Aim — Each entry here needs to be set down again exactly, please; pictures are left out.
"""
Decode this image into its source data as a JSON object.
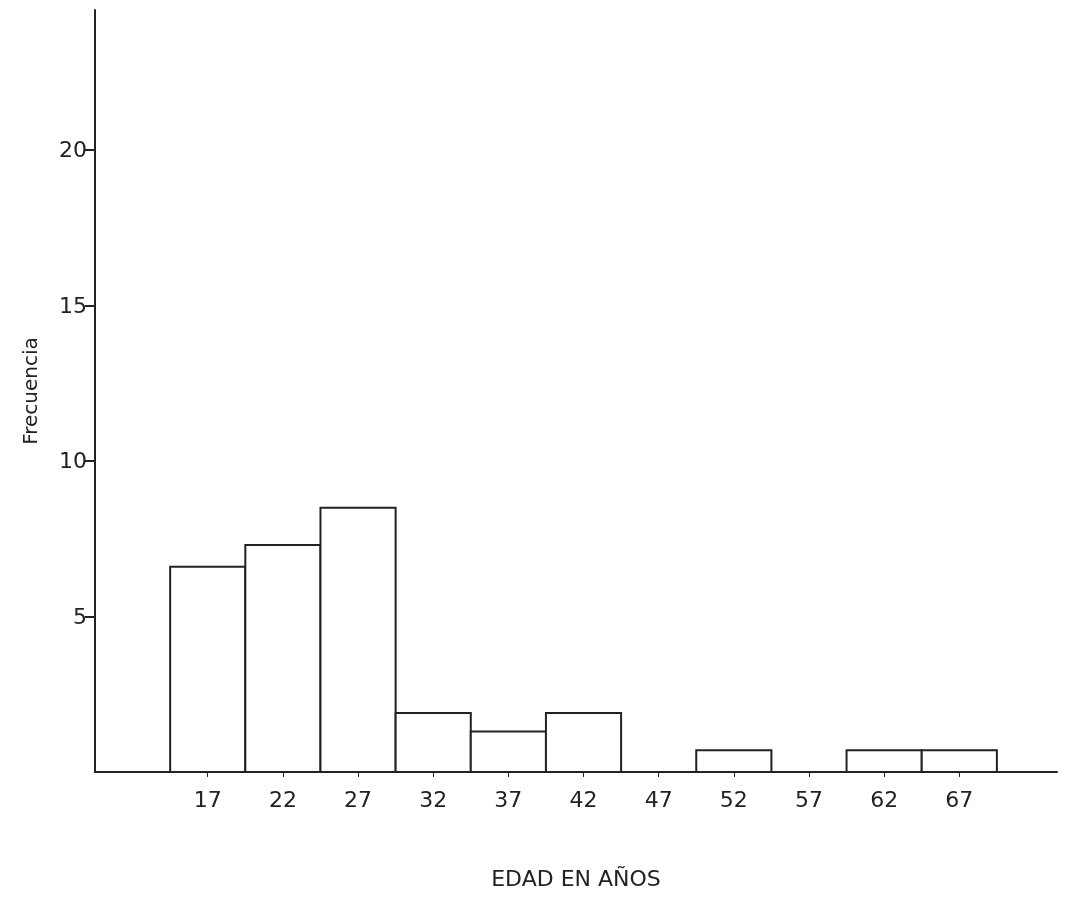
{
  "chart_data": {
    "type": "histogram",
    "xlabel": "EDAD EN AÑOS",
    "ylabel": "Frecuencia",
    "bins": [
      14.5,
      19.5,
      24.5,
      29.5,
      34.5,
      39.5,
      44.5,
      49.5,
      54.5,
      59.5,
      64.5,
      69.5
    ],
    "values": [
      6.6,
      7.3,
      8.5,
      1.9,
      1.3,
      1.9,
      0,
      0.7,
      0,
      0.7,
      0.7
    ],
    "color": "#ffffff",
    "xlim": [
      9.5,
      73.5
    ],
    "xticks": [
      17,
      22,
      27,
      32,
      37,
      42,
      47,
      52,
      57,
      62,
      67
    ],
    "ylim": [
      0,
      24.5
    ],
    "yticks": [
      5,
      10,
      15,
      20
    ],
    "grid": false
  }
}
"""
Finished task —
Decode this image into its source data as a JSON object.
{
  "chart_data": {
    "type": "histogram",
    "xlabel": "EDAD EN AÑOS",
    "ylabel": "Frecuencia",
    "bins": [
      14.5,
      19.5,
      24.5,
      29.5,
      34.5,
      39.5,
      44.5,
      49.5,
      54.5,
      59.5,
      64.5,
      69.5
    ],
    "values": [
      6.6,
      7.3,
      8.5,
      1.9,
      1.3,
      1.9,
      0,
      0.7,
      0,
      0.7,
      0.7
    ],
    "color": "#ffffff",
    "xlim": [
      9.5,
      73.5
    ],
    "xticks": [
      17,
      22,
      27,
      32,
      37,
      42,
      47,
      52,
      57,
      62,
      67
    ],
    "ylim": [
      0,
      24.5
    ],
    "yticks": [
      5,
      10,
      15,
      20
    ],
    "grid": false
  }
}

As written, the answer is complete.